Exercise instructions
Would you set down every entry shown below, precisely as written?

Provided material
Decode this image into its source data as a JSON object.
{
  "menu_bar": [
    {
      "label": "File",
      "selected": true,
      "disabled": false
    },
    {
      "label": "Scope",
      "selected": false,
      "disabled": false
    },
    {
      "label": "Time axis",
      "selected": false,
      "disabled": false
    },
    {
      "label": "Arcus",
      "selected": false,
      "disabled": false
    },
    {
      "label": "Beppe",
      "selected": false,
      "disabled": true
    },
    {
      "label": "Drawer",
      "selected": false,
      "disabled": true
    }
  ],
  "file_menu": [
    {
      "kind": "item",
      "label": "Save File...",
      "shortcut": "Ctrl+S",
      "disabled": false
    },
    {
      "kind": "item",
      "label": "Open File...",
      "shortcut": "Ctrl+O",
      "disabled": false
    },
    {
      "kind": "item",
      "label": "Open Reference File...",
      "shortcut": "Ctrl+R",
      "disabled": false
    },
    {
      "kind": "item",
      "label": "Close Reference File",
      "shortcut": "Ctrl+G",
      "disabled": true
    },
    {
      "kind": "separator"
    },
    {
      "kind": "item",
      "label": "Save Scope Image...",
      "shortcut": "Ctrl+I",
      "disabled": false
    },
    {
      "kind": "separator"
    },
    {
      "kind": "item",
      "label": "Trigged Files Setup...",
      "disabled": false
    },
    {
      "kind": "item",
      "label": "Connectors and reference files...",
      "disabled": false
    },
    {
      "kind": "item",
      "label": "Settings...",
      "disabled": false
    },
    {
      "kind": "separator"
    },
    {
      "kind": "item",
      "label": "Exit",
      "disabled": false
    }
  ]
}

Exercise answer
Decode this image into its source data as a JSON object.
{
  "menu_bar": [
    {
      "label": "File",
      "selected": true,
      "disabled": false
    },
    {
      "label": "Scope",
      "selected": false,
      "disabled": false
    },
    {
      "label": "Time axis",
      "selected": false,
      "disabled": false
    },
    {
      "label": "Arcus",
      "selected": false,
      "disabled": false
    },
    {
      "label": "Beppe",
      "selected": false,
      "disabled": true
    },
    {
      "label": "Drawer",
      "selected": false,
      "disabled": true
    }
  ],
  "file_menu": [
    {
      "kind": "item",
      "label": "Save File...",
      "shortcut": "Ctrl+S",
      "disabled": false
    },
    {
      "kind": "item",
      "label": "Open File...",
      "shortcut": "Ctrl+O",
      "disabled": false
    },
    {
      "kind": "item",
      "label": "Open Reference File...",
      "shortcut": "Ctrl+R",
      "disabled": false
    },
    {
      "kind": "item",
      "label": "Close Reference File",
      "shortcut": "Ctrl+G",
      "disabled": true
    },
    {
      "kind": "separator"
    },
    {
      "kind": "item",
      "label": "Save Scope Image...",
      "shortcut": "Ctrl+I",
      "disabled": false
    },
    {
      "kind": "separator"
    },
    {
      "kind": "item",
      "label": "Trigged Files Setup...",
      "disabled": false
    },
    {
      "kind": "item",
      "label": "Connectors and reference files...",
      "disabled": false
    },
    {
      "kind": "item",
      "label": "Settings...",
      "disabled": false
    },
    {
      "kind": "separator"
    },
    {
      "kind": "item",
      "label": "Exit",
      "disabled": false
    }
  ]
}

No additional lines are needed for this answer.